"""

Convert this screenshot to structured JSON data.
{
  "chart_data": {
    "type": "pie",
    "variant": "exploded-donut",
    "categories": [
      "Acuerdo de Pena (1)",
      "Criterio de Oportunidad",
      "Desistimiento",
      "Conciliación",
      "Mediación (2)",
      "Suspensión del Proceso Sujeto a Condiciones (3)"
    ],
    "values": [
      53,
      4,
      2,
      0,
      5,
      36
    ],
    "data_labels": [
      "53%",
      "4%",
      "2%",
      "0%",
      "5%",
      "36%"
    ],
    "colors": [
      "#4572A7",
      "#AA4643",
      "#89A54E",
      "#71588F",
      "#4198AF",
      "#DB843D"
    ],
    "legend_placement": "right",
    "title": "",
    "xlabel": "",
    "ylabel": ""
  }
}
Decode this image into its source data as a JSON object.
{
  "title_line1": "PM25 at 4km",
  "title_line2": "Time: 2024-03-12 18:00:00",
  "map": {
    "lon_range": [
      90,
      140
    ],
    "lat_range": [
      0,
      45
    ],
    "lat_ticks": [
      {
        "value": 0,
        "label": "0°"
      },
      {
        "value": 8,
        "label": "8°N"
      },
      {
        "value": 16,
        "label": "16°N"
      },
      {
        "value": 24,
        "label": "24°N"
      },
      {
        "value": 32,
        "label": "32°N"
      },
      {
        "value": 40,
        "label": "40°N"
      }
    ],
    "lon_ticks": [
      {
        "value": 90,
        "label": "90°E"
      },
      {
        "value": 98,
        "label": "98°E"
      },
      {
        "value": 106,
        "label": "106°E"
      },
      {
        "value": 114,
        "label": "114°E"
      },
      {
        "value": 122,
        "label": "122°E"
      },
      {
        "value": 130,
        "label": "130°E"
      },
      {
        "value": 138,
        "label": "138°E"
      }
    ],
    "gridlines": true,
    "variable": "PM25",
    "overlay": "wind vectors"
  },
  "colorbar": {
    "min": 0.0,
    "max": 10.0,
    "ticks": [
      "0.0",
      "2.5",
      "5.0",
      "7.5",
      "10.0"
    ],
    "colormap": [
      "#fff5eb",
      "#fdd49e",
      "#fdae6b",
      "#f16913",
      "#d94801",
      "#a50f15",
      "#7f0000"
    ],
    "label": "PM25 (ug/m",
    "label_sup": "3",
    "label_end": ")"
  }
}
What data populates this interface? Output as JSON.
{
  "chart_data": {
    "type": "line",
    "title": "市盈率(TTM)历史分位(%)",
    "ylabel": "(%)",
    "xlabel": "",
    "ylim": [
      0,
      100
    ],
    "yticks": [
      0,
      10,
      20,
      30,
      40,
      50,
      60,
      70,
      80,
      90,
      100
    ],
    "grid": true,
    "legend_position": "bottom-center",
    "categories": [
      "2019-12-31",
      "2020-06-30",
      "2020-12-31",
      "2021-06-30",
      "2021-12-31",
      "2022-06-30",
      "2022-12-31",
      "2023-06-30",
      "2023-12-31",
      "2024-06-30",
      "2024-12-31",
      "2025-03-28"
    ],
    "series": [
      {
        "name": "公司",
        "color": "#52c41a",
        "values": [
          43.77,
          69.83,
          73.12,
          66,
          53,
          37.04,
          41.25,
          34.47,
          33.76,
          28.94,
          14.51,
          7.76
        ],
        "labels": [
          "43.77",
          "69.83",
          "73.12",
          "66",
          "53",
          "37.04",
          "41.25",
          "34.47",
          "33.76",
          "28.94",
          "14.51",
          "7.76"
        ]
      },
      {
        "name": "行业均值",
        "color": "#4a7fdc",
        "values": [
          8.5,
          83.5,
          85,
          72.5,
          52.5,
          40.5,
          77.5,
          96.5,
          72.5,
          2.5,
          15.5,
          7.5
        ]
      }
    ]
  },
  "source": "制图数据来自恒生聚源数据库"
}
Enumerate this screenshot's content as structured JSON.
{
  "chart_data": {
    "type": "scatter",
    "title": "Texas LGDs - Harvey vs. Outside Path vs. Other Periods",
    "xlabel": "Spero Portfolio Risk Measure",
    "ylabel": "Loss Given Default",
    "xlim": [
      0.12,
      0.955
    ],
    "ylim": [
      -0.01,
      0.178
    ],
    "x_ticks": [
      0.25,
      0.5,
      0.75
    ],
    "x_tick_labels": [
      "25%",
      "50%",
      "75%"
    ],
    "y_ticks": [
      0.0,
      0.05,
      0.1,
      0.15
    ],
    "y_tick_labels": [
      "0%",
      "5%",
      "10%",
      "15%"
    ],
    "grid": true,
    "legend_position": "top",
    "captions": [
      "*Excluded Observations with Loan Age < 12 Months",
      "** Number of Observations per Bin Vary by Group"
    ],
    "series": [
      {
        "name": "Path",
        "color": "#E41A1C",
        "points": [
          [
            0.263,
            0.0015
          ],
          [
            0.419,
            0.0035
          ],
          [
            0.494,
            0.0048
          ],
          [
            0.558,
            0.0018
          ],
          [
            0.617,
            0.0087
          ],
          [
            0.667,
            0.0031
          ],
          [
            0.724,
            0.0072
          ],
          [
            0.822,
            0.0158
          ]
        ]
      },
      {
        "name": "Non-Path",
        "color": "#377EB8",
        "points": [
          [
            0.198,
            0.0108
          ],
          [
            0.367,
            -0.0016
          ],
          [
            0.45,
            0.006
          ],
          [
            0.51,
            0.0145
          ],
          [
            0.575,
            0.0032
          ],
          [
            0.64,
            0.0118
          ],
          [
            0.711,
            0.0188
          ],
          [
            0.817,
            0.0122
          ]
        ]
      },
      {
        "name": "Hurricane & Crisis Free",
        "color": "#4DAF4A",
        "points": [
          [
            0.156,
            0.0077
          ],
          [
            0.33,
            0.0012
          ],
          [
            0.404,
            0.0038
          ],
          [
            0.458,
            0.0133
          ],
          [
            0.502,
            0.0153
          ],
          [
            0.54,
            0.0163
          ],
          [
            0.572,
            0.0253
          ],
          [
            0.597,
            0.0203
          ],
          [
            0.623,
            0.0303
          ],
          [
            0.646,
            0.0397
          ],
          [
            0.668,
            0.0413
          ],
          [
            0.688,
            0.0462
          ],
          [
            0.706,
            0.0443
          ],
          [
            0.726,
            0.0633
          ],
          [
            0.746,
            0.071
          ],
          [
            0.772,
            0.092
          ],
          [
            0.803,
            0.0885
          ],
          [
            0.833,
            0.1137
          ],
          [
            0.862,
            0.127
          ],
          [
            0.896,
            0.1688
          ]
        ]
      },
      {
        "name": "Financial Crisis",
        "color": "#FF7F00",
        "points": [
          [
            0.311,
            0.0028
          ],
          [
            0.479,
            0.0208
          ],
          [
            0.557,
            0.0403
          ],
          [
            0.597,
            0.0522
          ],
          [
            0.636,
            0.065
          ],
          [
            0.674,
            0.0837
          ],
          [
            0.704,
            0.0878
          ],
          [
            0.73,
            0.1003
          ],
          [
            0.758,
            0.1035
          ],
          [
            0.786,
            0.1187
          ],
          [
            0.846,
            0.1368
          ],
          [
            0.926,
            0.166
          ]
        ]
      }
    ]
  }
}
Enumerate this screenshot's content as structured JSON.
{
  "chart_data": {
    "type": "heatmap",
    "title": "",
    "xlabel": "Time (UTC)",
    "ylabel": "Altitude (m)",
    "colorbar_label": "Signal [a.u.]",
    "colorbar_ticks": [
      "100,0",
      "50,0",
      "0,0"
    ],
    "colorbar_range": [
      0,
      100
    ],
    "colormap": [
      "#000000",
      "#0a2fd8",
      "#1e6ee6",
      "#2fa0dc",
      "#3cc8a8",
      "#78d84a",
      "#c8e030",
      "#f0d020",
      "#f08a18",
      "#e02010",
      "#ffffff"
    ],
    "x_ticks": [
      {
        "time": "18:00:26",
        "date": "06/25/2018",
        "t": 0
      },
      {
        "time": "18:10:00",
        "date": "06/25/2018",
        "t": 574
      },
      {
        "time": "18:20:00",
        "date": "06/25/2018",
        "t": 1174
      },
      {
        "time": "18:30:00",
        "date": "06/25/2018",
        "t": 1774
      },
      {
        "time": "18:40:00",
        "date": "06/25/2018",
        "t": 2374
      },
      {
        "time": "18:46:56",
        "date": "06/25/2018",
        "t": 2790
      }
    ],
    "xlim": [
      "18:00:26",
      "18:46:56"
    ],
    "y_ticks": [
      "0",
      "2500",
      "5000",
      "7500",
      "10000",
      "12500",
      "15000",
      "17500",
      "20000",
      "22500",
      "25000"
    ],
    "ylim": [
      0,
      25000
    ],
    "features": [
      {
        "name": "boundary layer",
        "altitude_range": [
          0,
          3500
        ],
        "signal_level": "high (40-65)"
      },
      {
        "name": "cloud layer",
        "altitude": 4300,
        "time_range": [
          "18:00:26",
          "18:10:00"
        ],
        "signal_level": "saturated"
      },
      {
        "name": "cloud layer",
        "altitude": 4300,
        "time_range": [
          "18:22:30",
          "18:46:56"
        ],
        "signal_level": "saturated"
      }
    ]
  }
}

"""

Determine how many lines of the records above contain the word "this", and report only that number.

5